Task details: Of the lines in the data below, count the ones holding the string "this", and answer with that number only.

[Start Exercise material]

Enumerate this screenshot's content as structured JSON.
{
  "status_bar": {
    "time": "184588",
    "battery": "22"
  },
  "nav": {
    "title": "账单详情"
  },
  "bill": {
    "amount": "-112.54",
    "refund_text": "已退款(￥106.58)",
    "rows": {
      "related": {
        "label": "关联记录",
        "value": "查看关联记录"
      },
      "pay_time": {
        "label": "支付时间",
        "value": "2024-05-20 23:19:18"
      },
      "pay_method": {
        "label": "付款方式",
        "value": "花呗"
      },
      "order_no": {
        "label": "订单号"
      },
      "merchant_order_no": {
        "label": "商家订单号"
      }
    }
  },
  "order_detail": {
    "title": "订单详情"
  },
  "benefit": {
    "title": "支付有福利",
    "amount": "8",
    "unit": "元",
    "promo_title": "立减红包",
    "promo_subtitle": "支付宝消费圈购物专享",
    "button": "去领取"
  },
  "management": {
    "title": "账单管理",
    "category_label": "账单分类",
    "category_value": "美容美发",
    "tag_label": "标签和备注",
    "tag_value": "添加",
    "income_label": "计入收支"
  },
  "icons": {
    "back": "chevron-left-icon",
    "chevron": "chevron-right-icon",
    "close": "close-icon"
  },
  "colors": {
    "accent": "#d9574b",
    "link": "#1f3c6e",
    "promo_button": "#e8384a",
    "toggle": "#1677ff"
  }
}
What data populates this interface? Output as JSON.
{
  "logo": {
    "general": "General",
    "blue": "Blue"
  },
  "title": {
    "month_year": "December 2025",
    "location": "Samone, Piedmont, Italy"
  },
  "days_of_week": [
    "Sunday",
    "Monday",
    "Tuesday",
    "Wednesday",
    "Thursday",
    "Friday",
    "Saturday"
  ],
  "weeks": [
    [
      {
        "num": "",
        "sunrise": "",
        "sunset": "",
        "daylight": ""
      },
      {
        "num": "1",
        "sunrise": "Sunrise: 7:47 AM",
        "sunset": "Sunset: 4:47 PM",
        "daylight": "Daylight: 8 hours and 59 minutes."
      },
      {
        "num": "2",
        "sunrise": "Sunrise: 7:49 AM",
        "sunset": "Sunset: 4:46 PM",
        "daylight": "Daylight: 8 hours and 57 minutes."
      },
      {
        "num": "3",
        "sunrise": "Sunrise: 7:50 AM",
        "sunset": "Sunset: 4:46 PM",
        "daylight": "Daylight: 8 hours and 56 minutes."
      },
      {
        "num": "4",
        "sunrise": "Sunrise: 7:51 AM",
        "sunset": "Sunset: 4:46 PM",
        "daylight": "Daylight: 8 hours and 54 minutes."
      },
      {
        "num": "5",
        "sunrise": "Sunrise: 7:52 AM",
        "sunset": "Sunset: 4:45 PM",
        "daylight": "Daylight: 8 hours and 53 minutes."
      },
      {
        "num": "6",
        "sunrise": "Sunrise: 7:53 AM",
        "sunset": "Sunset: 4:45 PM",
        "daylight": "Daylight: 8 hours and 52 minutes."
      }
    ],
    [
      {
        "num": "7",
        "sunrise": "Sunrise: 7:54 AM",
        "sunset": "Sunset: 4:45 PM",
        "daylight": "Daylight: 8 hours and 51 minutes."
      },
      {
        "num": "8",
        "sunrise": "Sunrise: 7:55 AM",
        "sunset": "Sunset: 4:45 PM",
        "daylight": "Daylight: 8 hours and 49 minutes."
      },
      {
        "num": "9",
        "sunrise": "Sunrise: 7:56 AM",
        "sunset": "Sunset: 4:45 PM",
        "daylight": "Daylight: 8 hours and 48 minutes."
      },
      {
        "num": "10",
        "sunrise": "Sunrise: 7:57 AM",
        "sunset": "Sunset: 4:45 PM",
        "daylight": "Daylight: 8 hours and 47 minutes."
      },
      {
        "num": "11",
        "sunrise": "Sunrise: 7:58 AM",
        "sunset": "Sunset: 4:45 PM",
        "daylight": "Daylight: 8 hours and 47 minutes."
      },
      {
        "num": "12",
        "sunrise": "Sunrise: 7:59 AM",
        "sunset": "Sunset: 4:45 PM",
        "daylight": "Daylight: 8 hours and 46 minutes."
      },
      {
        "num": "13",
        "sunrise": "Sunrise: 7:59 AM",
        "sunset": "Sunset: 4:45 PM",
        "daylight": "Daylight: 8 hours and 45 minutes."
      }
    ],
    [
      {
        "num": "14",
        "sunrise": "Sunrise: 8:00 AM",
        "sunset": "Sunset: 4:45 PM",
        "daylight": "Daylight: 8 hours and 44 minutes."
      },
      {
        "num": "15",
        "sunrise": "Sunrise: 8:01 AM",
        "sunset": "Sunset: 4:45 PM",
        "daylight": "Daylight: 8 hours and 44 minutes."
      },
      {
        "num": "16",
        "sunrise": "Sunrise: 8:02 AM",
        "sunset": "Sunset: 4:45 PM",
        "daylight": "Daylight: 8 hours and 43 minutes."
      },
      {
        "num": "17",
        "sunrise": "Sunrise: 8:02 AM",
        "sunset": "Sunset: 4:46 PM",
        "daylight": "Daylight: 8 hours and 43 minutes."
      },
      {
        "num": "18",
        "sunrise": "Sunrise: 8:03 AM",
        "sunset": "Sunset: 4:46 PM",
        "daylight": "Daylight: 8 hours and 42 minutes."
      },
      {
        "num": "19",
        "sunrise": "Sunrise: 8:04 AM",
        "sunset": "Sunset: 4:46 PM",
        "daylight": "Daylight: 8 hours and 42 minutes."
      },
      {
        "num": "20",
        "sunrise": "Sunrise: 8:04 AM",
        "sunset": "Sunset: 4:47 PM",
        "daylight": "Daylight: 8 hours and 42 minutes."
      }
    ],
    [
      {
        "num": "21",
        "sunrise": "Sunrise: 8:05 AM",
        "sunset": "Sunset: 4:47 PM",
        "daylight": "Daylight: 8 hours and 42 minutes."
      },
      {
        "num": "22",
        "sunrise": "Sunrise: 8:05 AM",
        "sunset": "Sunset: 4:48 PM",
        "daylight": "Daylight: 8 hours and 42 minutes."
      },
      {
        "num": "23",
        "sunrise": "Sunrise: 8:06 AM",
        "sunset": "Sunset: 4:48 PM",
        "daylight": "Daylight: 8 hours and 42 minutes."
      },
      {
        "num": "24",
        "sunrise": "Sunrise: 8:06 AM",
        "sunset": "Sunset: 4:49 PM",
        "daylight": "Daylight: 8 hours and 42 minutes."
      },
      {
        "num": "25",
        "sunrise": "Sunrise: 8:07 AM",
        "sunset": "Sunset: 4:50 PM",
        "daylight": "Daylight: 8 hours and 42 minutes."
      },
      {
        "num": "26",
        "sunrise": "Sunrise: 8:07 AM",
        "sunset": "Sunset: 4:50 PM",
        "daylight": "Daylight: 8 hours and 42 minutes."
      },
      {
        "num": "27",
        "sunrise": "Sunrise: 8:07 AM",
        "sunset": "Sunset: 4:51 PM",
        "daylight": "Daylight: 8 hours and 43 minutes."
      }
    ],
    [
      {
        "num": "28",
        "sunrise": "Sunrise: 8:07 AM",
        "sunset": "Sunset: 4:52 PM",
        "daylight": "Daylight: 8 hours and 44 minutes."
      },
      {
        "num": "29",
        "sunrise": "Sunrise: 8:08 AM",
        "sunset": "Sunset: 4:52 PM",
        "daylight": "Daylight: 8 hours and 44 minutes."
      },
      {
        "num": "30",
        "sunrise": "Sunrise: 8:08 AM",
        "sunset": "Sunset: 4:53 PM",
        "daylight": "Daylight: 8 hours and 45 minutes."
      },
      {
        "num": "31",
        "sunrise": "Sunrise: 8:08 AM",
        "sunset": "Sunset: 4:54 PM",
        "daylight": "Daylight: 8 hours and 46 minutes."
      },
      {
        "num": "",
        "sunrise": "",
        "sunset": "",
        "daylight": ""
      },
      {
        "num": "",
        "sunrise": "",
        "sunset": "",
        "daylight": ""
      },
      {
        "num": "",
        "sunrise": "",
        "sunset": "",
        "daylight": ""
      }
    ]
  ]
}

[End Exercise material]

Answer to the problem: 2